EXERCISE GOAL: Do these statements agree with the Campaigns vs Modules text below? (a) Specific dungeons and encounters belong to the campaign level. (b) The recurring villain appears in more than one adventure. (c) The goblin boss is found in only one dungeon. Answer yes or no for each, quoting the deciding words of the text.

TEXT SEGMENT:
================

Campaigns vs Modules
Understanding Mimir’s two-level hierarchy for organizing your D&D games.
The Problem
When preparing a D&D campaign, you’re managing two different scopes:
- Campaign-level - The overarching story, recurring characters, world lore
- Adventure-level - Specific dungeons, encounters, session content
Mixing these creates chaos: Where do you put the goblin boss? Under the campaign? But he’s only in this dungeon. What about the recurring villain? She appears in multiple adventures.

================

MATERIAL SHOWN:
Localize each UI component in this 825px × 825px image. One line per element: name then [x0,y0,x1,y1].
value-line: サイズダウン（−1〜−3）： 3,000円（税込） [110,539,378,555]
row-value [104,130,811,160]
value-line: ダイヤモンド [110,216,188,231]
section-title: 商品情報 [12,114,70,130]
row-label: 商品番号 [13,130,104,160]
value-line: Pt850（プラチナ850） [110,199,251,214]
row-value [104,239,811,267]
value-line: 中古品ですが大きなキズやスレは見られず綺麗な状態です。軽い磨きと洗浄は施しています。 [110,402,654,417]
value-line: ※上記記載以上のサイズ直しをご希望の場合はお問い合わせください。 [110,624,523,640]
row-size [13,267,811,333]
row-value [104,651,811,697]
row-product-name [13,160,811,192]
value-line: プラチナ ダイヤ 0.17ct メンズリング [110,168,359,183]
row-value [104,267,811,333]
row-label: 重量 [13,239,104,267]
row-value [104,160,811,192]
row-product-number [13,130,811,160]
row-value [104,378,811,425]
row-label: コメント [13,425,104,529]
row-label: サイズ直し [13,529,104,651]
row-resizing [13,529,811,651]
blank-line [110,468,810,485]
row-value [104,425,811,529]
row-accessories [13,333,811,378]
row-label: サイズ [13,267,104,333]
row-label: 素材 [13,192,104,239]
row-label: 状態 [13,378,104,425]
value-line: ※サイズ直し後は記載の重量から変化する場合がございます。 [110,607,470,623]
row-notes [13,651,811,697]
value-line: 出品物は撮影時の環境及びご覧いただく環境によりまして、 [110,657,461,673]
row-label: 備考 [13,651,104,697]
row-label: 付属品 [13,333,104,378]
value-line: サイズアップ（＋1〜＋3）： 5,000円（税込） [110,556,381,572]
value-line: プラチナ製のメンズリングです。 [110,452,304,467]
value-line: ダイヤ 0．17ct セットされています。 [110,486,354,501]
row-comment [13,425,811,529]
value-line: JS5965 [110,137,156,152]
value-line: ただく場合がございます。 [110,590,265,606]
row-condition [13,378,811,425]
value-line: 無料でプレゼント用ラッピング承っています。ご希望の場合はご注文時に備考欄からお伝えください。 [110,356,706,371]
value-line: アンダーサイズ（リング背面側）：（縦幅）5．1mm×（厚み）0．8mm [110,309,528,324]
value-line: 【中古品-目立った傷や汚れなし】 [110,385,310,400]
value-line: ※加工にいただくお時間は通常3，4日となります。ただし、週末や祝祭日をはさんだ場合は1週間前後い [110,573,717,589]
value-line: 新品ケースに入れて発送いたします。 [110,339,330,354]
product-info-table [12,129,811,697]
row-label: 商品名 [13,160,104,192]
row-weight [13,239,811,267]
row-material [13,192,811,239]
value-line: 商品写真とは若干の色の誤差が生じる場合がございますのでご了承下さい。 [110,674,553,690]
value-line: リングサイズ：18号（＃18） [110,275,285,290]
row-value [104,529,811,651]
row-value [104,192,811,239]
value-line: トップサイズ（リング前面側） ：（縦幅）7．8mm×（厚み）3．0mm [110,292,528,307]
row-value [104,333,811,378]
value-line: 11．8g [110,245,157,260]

================

TASK SOLUTION:
(a) No: "Adventure-level - Specific dungeons, encounters, session content"
(b) Yes: "She appears in multiple adventures."
(c) Yes: "But he’s only in this dungeon."